>> Begin
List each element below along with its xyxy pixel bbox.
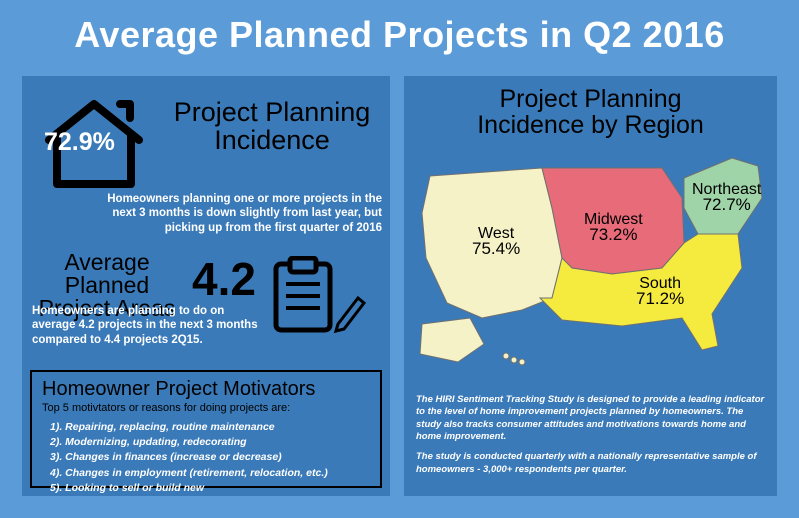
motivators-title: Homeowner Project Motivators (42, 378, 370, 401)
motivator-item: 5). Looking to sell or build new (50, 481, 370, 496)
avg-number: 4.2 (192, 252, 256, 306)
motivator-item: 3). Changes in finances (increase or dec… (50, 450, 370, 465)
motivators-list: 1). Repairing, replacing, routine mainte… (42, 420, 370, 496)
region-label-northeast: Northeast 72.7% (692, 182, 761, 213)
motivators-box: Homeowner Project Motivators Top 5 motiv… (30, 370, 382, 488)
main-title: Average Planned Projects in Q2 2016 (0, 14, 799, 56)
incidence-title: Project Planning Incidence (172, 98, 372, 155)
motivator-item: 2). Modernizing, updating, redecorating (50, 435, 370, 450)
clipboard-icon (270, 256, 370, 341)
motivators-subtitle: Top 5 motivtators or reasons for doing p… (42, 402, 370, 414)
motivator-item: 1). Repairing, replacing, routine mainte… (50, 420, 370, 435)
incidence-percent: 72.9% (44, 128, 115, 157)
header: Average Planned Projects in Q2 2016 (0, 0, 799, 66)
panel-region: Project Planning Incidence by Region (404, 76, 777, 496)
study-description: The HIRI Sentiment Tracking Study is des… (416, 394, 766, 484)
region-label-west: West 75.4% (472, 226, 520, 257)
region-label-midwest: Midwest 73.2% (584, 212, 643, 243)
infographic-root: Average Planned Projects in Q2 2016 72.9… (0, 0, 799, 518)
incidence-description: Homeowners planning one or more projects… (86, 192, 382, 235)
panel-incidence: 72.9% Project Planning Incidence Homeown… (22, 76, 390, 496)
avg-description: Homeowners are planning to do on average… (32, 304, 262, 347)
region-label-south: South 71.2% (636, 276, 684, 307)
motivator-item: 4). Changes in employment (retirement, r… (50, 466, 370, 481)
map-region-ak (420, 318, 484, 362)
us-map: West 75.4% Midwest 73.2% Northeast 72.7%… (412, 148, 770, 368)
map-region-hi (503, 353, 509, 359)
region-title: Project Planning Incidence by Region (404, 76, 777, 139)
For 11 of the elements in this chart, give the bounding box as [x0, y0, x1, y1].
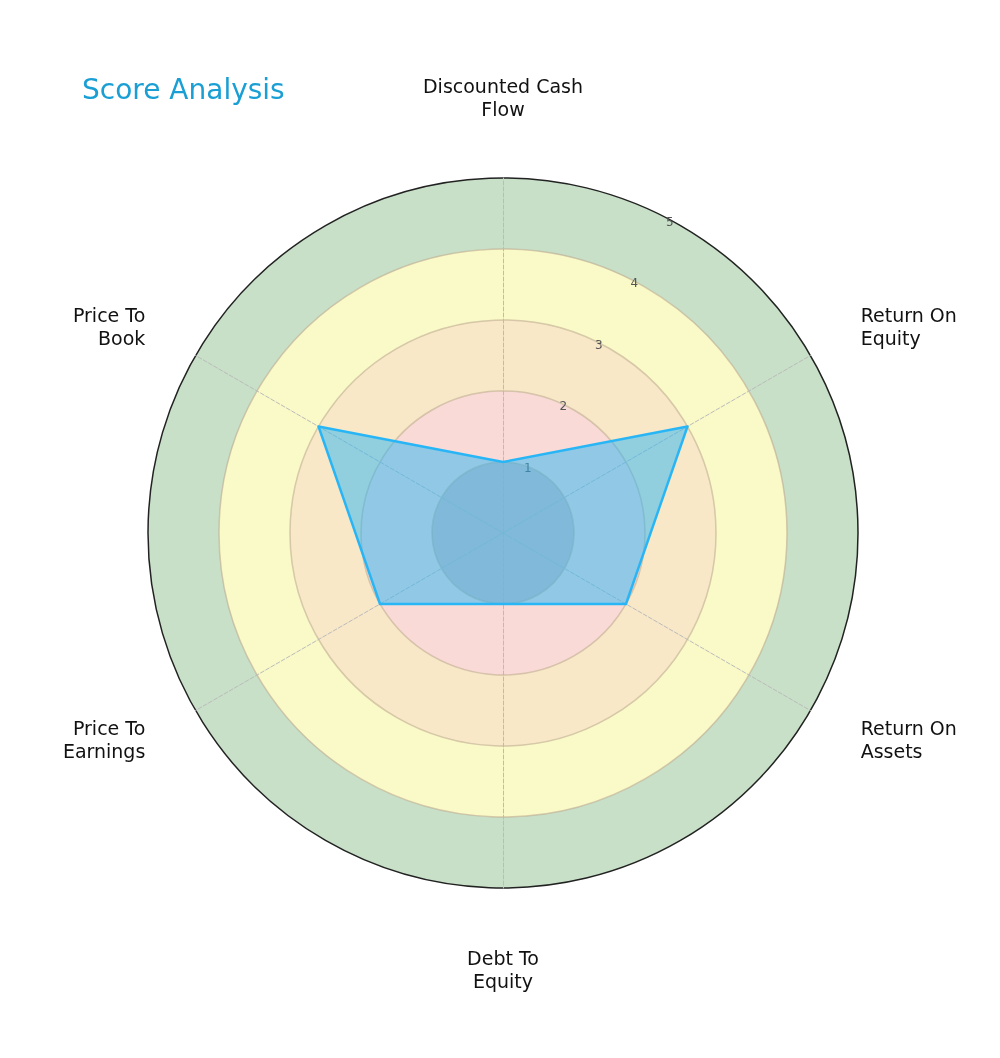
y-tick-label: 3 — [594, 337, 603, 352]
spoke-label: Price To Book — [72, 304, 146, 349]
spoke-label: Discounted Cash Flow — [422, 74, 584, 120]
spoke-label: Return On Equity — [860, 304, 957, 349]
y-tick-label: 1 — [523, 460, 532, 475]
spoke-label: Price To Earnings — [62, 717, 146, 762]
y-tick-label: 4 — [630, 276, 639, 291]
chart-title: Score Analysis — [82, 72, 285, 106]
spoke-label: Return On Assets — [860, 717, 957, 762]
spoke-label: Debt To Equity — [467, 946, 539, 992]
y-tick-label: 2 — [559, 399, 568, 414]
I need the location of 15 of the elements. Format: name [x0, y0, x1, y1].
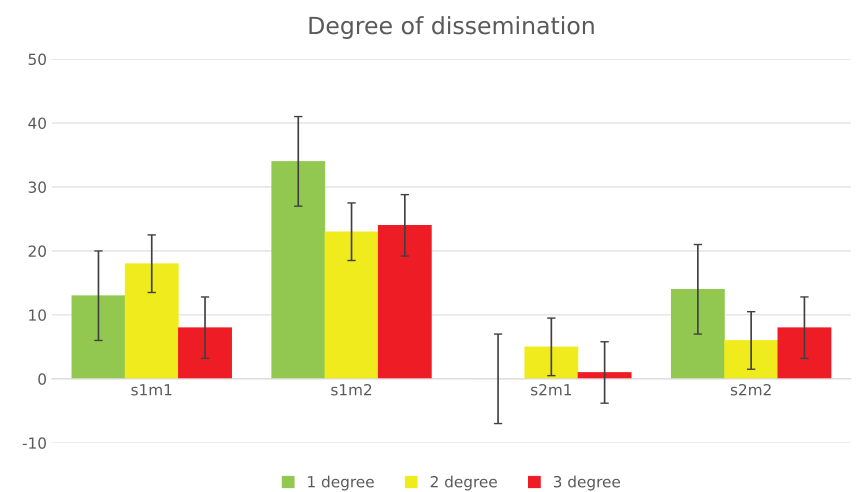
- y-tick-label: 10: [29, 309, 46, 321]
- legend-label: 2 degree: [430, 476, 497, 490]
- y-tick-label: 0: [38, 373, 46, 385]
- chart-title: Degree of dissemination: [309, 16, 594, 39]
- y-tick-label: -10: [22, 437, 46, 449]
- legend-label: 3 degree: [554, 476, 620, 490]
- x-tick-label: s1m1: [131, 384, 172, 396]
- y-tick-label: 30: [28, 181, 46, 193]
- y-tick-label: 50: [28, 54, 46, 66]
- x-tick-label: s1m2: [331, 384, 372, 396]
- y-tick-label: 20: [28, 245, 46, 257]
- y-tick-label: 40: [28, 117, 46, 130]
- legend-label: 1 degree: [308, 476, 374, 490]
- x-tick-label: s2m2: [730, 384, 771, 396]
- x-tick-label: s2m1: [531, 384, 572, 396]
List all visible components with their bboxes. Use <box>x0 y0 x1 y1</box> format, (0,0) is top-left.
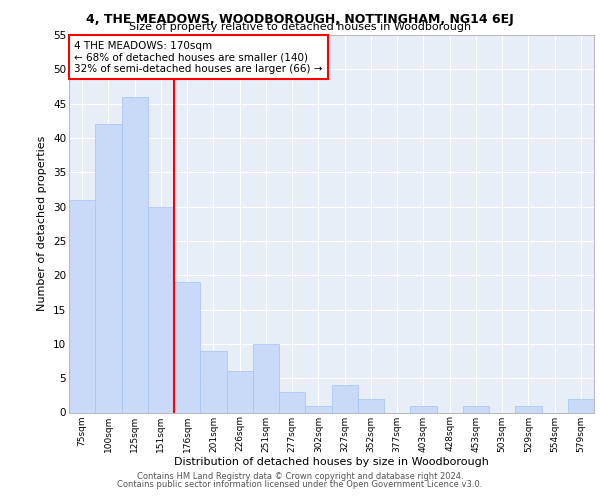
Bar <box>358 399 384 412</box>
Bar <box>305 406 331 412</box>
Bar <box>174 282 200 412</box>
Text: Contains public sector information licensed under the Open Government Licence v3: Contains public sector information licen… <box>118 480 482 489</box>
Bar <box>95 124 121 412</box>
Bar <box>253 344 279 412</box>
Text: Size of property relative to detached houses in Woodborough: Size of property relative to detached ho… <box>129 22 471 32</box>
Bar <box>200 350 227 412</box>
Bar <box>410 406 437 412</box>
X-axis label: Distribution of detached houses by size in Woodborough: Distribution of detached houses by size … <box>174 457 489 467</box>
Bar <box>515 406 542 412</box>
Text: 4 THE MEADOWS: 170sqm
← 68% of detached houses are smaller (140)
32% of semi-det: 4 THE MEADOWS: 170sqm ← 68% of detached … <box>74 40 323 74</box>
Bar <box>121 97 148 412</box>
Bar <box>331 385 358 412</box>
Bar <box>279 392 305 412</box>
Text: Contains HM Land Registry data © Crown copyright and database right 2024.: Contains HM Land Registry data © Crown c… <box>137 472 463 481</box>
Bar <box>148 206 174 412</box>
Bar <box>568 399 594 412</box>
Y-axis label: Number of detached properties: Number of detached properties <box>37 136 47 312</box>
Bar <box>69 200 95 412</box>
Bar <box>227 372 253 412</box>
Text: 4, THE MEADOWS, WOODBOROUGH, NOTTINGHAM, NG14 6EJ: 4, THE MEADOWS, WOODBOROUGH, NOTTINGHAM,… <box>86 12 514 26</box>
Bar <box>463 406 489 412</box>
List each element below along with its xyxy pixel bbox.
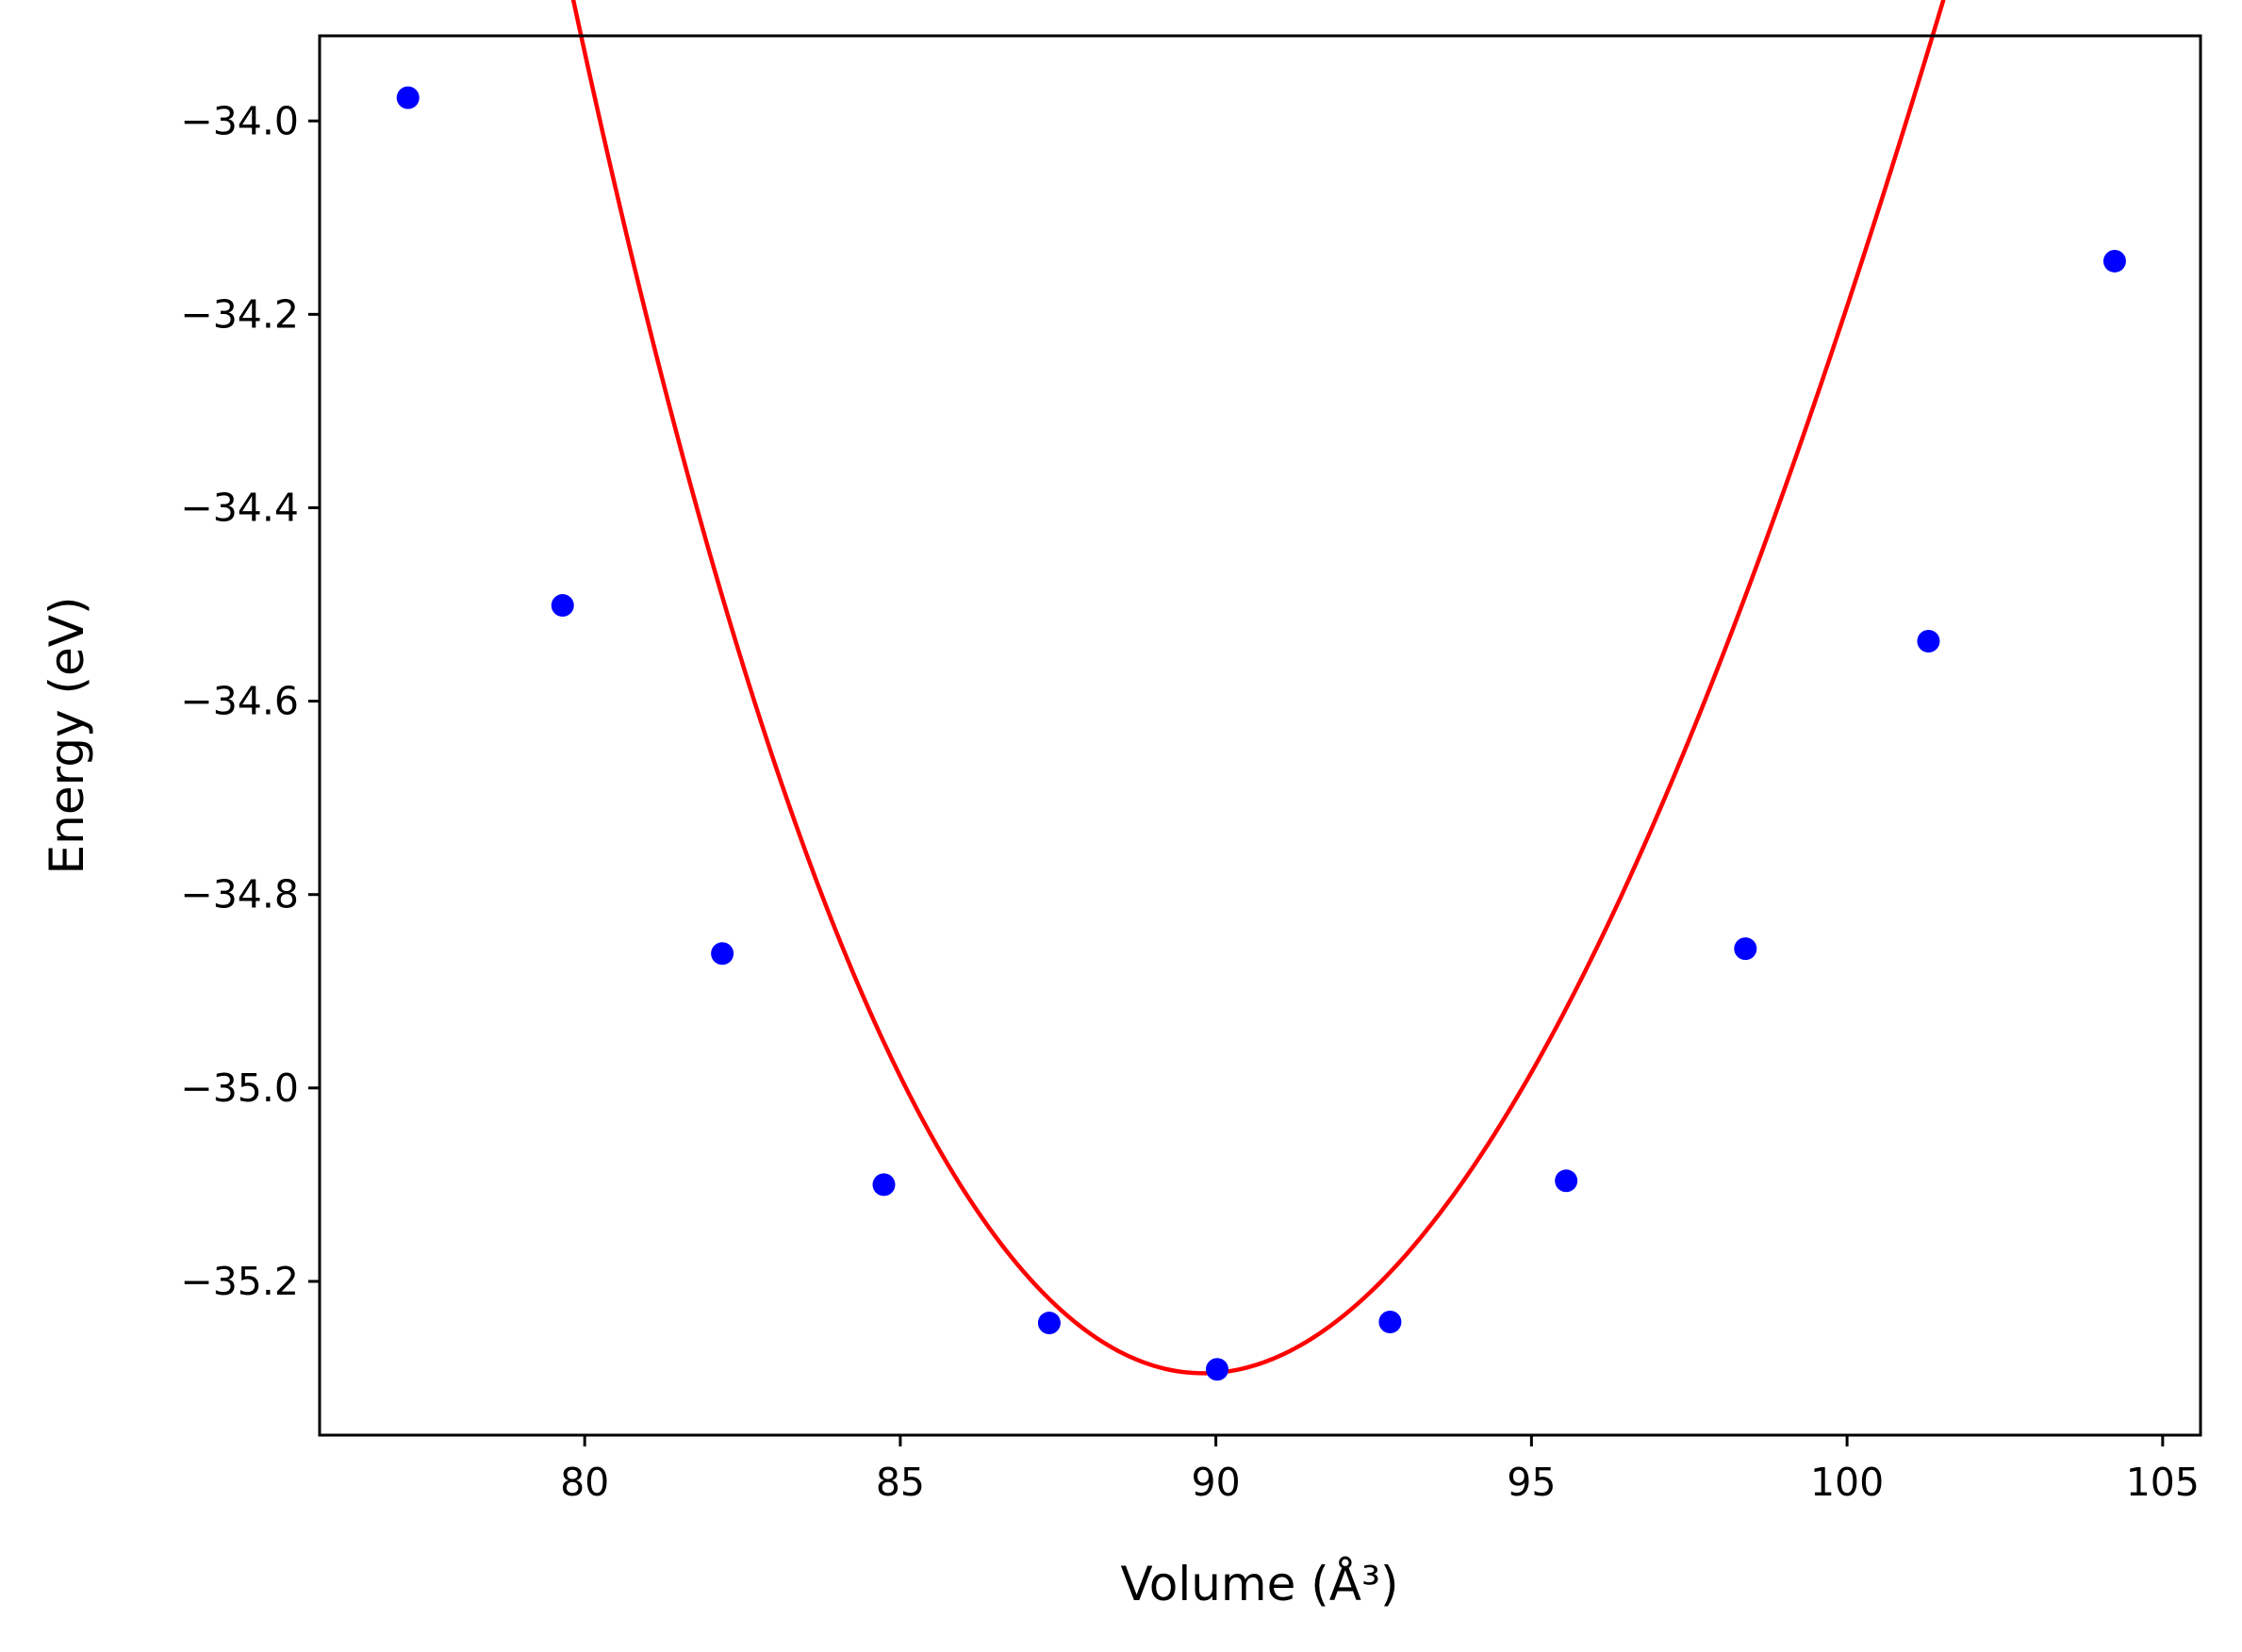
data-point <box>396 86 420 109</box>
>> End
- [Work instructions]
Swap "Bar" for "Column" everywhere in the lines from the line with "Bar <box>358 399 384 412</box>" to the line with "Text: Size of", and write out only those lines with nothing else changed.

- [Solution to the exercise]
Column <box>358 399 384 412</box>
Column <box>305 406 331 412</box>
Column <box>174 282 200 412</box>
Text: Contains public sector information licensed under the Open Government Licence v3: Contains public sector information licen… <box>118 480 482 489</box>
Column <box>95 124 121 412</box>
Column <box>253 344 279 412</box>
Text: Size of property relative to detached houses in Woodborough: Size of property relative to detached ho… <box>129 22 471 32</box>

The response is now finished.